#### Supplied entries
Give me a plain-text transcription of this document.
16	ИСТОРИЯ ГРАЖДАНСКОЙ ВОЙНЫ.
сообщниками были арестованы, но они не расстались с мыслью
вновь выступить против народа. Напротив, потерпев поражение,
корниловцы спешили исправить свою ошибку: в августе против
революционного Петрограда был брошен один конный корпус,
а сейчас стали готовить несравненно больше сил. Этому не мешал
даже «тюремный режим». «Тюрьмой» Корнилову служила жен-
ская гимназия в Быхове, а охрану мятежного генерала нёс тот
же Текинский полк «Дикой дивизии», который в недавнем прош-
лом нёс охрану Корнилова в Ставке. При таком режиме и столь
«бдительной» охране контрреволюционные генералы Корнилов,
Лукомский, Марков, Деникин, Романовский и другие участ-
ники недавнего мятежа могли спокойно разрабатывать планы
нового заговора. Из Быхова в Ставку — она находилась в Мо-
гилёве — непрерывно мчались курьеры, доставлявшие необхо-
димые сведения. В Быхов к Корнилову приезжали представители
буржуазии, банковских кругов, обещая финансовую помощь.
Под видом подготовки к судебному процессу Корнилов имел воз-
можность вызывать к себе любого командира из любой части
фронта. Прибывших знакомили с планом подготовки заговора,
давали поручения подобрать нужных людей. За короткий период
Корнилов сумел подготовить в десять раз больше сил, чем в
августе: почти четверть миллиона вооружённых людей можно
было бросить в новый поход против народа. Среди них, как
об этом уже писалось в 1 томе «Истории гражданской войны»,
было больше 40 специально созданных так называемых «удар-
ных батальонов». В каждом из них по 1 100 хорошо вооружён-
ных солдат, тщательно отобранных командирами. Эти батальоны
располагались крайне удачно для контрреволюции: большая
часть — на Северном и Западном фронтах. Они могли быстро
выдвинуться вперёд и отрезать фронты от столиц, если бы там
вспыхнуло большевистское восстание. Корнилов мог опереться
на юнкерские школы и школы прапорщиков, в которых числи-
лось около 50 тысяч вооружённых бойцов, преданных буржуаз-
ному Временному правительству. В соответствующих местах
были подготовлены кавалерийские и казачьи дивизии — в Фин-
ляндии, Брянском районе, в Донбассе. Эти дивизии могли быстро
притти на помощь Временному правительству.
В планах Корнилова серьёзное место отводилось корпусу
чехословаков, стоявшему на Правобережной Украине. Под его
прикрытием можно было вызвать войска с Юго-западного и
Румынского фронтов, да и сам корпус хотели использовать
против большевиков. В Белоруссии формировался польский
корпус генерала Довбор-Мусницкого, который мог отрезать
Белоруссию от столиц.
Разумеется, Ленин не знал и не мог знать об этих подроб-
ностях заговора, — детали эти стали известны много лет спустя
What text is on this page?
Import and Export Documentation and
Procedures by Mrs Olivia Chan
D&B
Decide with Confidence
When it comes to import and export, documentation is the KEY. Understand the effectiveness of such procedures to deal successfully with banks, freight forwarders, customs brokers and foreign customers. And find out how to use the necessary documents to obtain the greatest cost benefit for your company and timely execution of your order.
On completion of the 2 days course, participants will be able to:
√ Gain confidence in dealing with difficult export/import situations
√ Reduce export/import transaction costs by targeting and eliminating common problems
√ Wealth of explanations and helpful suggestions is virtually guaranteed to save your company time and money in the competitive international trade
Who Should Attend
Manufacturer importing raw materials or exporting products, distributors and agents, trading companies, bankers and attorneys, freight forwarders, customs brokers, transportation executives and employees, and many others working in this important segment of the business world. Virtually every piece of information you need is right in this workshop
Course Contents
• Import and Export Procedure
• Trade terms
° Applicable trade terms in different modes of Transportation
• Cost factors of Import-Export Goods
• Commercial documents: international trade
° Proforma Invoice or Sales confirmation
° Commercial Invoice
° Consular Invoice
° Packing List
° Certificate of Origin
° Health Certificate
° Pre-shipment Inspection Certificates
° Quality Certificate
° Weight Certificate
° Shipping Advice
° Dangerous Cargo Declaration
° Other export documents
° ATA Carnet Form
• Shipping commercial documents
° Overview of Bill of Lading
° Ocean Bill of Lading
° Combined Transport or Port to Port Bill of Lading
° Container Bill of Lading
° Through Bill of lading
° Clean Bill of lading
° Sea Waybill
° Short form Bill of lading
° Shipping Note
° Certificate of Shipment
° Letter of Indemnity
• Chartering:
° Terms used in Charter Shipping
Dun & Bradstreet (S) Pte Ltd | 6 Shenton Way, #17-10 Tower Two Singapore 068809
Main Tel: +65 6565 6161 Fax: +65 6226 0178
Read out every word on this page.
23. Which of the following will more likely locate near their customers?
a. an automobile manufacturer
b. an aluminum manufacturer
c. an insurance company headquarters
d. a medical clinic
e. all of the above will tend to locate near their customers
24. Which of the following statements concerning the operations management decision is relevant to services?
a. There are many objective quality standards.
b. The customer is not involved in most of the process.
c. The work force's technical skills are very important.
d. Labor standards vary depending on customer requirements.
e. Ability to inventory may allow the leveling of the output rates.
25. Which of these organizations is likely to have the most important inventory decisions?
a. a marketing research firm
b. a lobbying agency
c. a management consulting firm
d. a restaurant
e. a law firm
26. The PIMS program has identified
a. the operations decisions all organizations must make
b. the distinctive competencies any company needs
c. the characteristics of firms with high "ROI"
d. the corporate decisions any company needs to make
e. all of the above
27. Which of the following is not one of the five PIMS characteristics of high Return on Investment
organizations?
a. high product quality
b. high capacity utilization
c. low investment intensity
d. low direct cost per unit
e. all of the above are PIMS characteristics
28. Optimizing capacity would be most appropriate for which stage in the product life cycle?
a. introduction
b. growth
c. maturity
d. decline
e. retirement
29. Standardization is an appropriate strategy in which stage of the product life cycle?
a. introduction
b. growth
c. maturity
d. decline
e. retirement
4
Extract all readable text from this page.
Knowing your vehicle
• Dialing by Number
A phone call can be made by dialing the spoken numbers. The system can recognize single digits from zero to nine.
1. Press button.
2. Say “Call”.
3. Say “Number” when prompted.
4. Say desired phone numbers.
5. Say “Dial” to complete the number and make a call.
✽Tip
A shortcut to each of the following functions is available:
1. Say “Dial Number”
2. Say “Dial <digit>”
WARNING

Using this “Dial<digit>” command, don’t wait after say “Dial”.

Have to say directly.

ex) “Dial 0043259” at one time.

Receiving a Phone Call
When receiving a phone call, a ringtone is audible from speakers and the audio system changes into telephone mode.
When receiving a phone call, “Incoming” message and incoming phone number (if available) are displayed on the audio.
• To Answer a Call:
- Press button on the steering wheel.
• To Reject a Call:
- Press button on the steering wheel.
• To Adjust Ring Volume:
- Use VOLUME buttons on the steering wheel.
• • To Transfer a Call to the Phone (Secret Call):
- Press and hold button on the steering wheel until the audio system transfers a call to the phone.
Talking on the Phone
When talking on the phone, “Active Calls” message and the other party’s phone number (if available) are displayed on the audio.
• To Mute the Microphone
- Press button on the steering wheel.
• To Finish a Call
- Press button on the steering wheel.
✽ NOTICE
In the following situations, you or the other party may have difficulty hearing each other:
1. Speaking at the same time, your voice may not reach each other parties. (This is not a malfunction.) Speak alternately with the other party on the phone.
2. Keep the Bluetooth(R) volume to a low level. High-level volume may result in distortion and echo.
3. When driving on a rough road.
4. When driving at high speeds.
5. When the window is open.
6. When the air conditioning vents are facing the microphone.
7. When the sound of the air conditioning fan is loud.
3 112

#### What is required
Your task is to output the full set of records exactly as presented.

#### Reply
Give me a plain-text transcription of this document.
16	ИСТОРИЯ ГРАЖДАНСКОЙ ВОЙНЫ.
сообщниками были арестованы, но они не расстались с мыслью
вновь выступить против народа. Напротив, потерпев поражение,
корниловцы спешили исправить свою ошибку: в августе против
революционного Петрограда был брошен один конный корпус,
а сейчас стали готовить несравненно больше сил. Этому не мешал
даже «тюремный режим». «Тюрьмой» Корнилову служила жен-
ская гимназия в Быхове, а охрану мятежного генерала нёс тот
же Текинский полк «Дикой дивизии», который в недавнем прош-
лом нёс охрану Корнилова в Ставке. При таком режиме и столь
«бдительной» охране контрреволюционные генералы Корнилов,
Лукомский, Марков, Деникин, Романовский и другие участ-
ники недавнего мятежа могли спокойно разрабатывать планы
нового заговора. Из Быхова в Ставку — она находилась в Мо-
гилёве — непрерывно мчались курьеры, доставлявшие необхо-
димые сведения. В Быхов к Корнилову приезжали представители
буржуазии, банковских кругов, обещая финансовую помощь.
Под видом подготовки к судебному процессу Корнилов имел воз-
можность вызывать к себе любого командира из любой части
фронта. Прибывших знакомили с планом подготовки заговора,
давали поручения подобрать нужных людей. За короткий период
Корнилов сумел подготовить в десять раз больше сил, чем в
августе: почти четверть миллиона вооружённых людей можно
было бросить в новый поход против народа. Среди них, как
об этом уже писалось в 1 томе «Истории гражданской войны»,
было больше 40 специально созданных так называемых «удар-
ных батальонов». В каждом из них по 1 100 хорошо вооружён-
ных солдат, тщательно отобранных командирами. Эти батальоны
располагались крайне удачно для контрреволюции: большая
часть — на Северном и Западном фронтах. Они могли быстро
выдвинуться вперёд и отрезать фронты от столиц, если бы там
вспыхнуло большевистское восстание. Корнилов мог опереться
на юнкерские школы и школы прапорщиков, в которых числи-
лось около 50 тысяч вооружённых бойцов, преданных буржуаз-
ному Временному правительству. В соответствующих местах
были подготовлены кавалерийские и казачьи дивизии — в Фин-
ляндии, Брянском районе, в Донбассе. Эти дивизии могли быстро
притти на помощь Временному правительству.
В планах Корнилова серьёзное место отводилось корпусу
чехословаков, стоявшему на Правобережной Украине. Под его
прикрытием можно было вызвать войска с Юго-западного и
Румынского фронтов, да и сам корпус хотели использовать
против большевиков. В Белоруссии формировался польский
корпус генерала Довбор-Мусницкого, который мог отрезать
Белоруссию от столиц.
Разумеется, Ленин не знал и не мог знать об этих подроб-
ностях заговора, — детали эти стали известны много лет спустя
What text is on this page?
Import and Export Documentation and
Procedures by Mrs Olivia Chan
D&B
Decide with Confidence
When it comes to import and export, documentation is the KEY. Understand the effectiveness of such procedures to deal successfully with banks, freight forwarders, customs brokers and foreign customers. And find out how to use the necessary documents to obtain the greatest cost benefit for your company and timely execution of your order.
On completion of the 2 days course, participants will be able to:
√ Gain confidence in dealing with difficult export/import situations
√ Reduce export/import transaction costs by targeting and eliminating common problems
√ Wealth of explanations and helpful suggestions is virtually guaranteed to save your company time and money in the competitive international trade
Who Should Attend
Manufacturer importing raw materials or exporting products, distributors and agents, trading companies, bankers and attorneys, freight forwarders, customs brokers, transportation executives and employees, and many others working in this important segment of the business world. Virtually every piece of information you need is right in this workshop
Course Contents
• Import and Export Procedure
• Trade terms
° Applicable trade terms in different modes of Transportation
• Cost factors of Import-Export Goods
• Commercial documents: international trade
° Proforma Invoice or Sales confirmation
° Commercial Invoice
° Consular Invoice
° Packing List
° Certificate of Origin
° Health Certificate
° Pre-shipment Inspection Certificates
° Quality Certificate
° Weight Certificate
° Shipping Advice
° Dangerous Cargo Declaration
° Other export documents
° ATA Carnet Form
• Shipping commercial documents
° Overview of Bill of Lading
° Ocean Bill of Lading
° Combined Transport or Port to Port Bill of Lading
° Container Bill of Lading
° Through Bill of lading
° Clean Bill of lading
° Sea Waybill
° Short form Bill of lading
° Shipping Note
° Certificate of Shipment
° Letter of Indemnity
• Chartering:
° Terms used in Charter Shipping
Dun & Bradstreet (S) Pte Ltd | 6 Shenton Way, #17-10 Tower Two Singapore 068809
Main Tel: +65 6565 6161 Fax: +65 6226 0178
Read out every word on this page.
23. Which of the following will more likely locate near their customers?
a. an automobile manufacturer
b. an aluminum manufacturer
c. an insurance company headquarters
d. a medical clinic
e. all of the above will tend to locate near their customers
24. Which of the following statements concerning the operations management decision is relevant to services?
a. There are many objective quality standards.
b. The customer is not involved in most of the process.
c. The work force's technical skills are very important.
d. Labor standards vary depending on customer requirements.
e. Ability to inventory may allow the leveling of the output rates.
25. Which of these organizations is likely to have the most important inventory decisions?
a. a marketing research firm
b. a lobbying agency
c. a management consulting firm
d. a restaurant
e. a law firm
26. The PIMS program has identified
a. the operations decisions all organizations must make
b. the distinctive competencies any company needs
c. the characteristics of firms with high "ROI"
d. the corporate decisions any company needs to make
e. all of the above
27. Which of the following is not one of the five PIMS characteristics of high Return on Investment
organizations?
a. high product quality
b. high capacity utilization
c. low investment intensity
d. low direct cost per unit
e. all of the above are PIMS characteristics
28. Optimizing capacity would be most appropriate for which stage in the product life cycle?
a. introduction
b. growth
c. maturity
d. decline
e. retirement
29. Standardization is an appropriate strategy in which stage of the product life cycle?
a. introduction
b. growth
c. maturity
d. decline
e. retirement
4
Extract all readable text from this page.
Knowing your vehicle
• Dialing by Number
A phone call can be made by dialing the spoken numbers. The system can recognize single digits from zero to nine.
1. Press button.
2. Say “Call”.
3. Say “Number” when prompted.
4. Say desired phone numbers.
5. Say “Dial” to complete the number and make a call.
✽Tip
A shortcut to each of the following functions is available:
1. Say “Dial Number”
2. Say “Dial <digit>”
WARNING

Using this “Dial<digit>” command, don’t wait after say “Dial”.

Have to say directly.

ex) “Dial 0043259” at one time.

Receiving a Phone Call
When receiving a phone call, a ringtone is audible from speakers and the audio system changes into telephone mode.
When receiving a phone call, “Incoming” message and incoming phone number (if available) are displayed on the audio.
• To Answer a Call:
- Press button on the steering wheel.
• To Reject a Call:
- Press button on the steering wheel.
• To Adjust Ring Volume:
- Use VOLUME buttons on the steering wheel.
• • To Transfer a Call to the Phone (Secret Call):
- Press and hold button on the steering wheel until the audio system transfers a call to the phone.
Talking on the Phone
When talking on the phone, “Active Calls” message and the other party’s phone number (if available) are displayed on the audio.
• To Mute the Microphone
- Press button on the steering wheel.
• To Finish a Call
- Press button on the steering wheel.
✽ NOTICE
In the following situations, you or the other party may have difficulty hearing each other:
1. Speaking at the same time, your voice may not reach each other parties. (This is not a malfunction.) Speak alternately with the other party on the phone.
2. Keep the Bluetooth(R) volume to a low level. High-level volume may result in distortion and echo.
3. When driving on a rough road.
4. When driving at high speeds.
5. When the window is open.
6. When the air conditioning vents are facing the microphone.
7. When the sound of the air conditioning fan is loud.
3 112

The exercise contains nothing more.